-- Start --

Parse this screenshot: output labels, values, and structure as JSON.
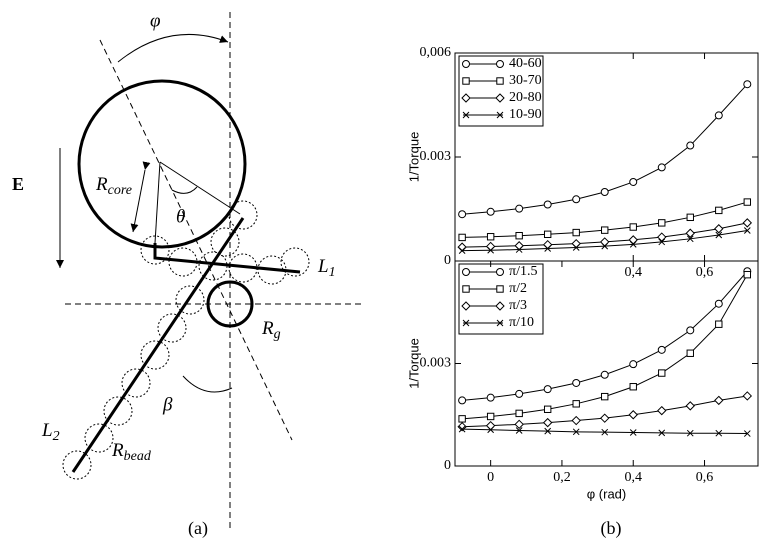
{
  "diagram": {
    "labels": {
      "phi": "φ",
      "field": "E",
      "r_core": {
        "main": "R",
        "sub": "core"
      },
      "theta": "θ",
      "l1": {
        "main": "L",
        "sub": "1"
      },
      "r_g": {
        "main": "R",
        "sub": "g"
      },
      "beta": "β",
      "l2": {
        "main": "L",
        "sub": "2"
      },
      "r_bead": {
        "main": "R",
        "sub": "bead"
      }
    },
    "caption": "(a)"
  },
  "chart_caption": "(b)",
  "chart_data": [
    {
      "type": "line",
      "ylabel": "1/Torque",
      "x": [
        -0.08,
        0,
        0.08,
        0.16,
        0.24,
        0.32,
        0.4,
        0.48,
        0.56,
        0.64,
        0.72
      ],
      "xlim": [
        -0.1,
        0.75
      ],
      "ylim": [
        0,
        0.006
      ],
      "xticks": [
        {
          "value": 0.4,
          "label": "0,4"
        },
        {
          "value": 0.6,
          "label": "0,6"
        }
      ],
      "yticks": [
        0,
        0.003,
        {
          "value": 0.006,
          "label": "0,006"
        }
      ],
      "series": [
        {
          "name": "40-60",
          "color": "#000000",
          "marker": "circle",
          "values": [
            0.00135,
            0.00142,
            0.00151,
            0.00163,
            0.00178,
            0.00199,
            0.00228,
            0.0027,
            0.00333,
            0.0042,
            0.0051
          ]
        },
        {
          "name": "30-70",
          "color": "#000000",
          "marker": "square",
          "values": [
            0.00068,
            0.0007,
            0.00073,
            0.00077,
            0.00082,
            0.00089,
            0.00098,
            0.0011,
            0.00126,
            0.00146,
            0.0017
          ]
        },
        {
          "name": "20-80",
          "color": "#000000",
          "marker": "diamond",
          "values": [
            0.0004,
            0.00042,
            0.00044,
            0.00047,
            0.0005,
            0.00055,
            0.00061,
            0.00069,
            0.0008,
            0.00093,
            0.0011
          ]
        },
        {
          "name": "10-90",
          "color": "#000000",
          "marker": "cross",
          "values": [
            0.0003,
            0.00031,
            0.00033,
            0.00036,
            0.00039,
            0.00043,
            0.00048,
            0.00055,
            0.00064,
            0.00075,
            0.00088
          ]
        }
      ]
    },
    {
      "type": "line",
      "ylabel": "1/Torque",
      "xlabel": "φ (rad)",
      "x": [
        -0.08,
        0,
        0.08,
        0.16,
        0.24,
        0.32,
        0.4,
        0.48,
        0.56,
        0.64,
        0.72
      ],
      "xlim": [
        -0.1,
        0.75
      ],
      "ylim": [
        0,
        0.006
      ],
      "xticks": [
        0,
        {
          "value": 0.2,
          "label": "0,2"
        },
        {
          "value": 0.4,
          "label": "0,4"
        },
        {
          "value": 0.6,
          "label": "0,6"
        }
      ],
      "yticks": [
        0,
        0.003
      ],
      "series": [
        {
          "name": "π/1.5",
          "color": "#000000",
          "marker": "circle",
          "values": [
            0.00192,
            0.002,
            0.00211,
            0.00225,
            0.00243,
            0.00267,
            0.00298,
            0.0034,
            0.00397,
            0.00475,
            0.0057
          ]
        },
        {
          "name": "π/2",
          "color": "#000000",
          "marker": "square",
          "values": [
            0.00138,
            0.00145,
            0.00154,
            0.00166,
            0.00182,
            0.00203,
            0.00232,
            0.00272,
            0.0033,
            0.00415,
            0.0056
          ]
        },
        {
          "name": "π/3",
          "color": "#000000",
          "marker": "diamond",
          "values": [
            0.00115,
            0.00118,
            0.00122,
            0.00127,
            0.00133,
            0.0014,
            0.0015,
            0.00162,
            0.00176,
            0.00192,
            0.00205
          ]
        },
        {
          "name": "π/10",
          "color": "#000000",
          "marker": "cross",
          "values": [
            0.00108,
            0.00106,
            0.00104,
            0.00102,
            0.001,
            0.00099,
            0.00098,
            0.00097,
            0.00096,
            0.00096,
            0.00095
          ]
        }
      ]
    }
  ]
}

-- End --

Problem details:
Using the listing above, gather each line that holds the string "labels" and copy it.

Task output:
Parse this screenshot: output labels, values, and structure as JSON.
    "labels": {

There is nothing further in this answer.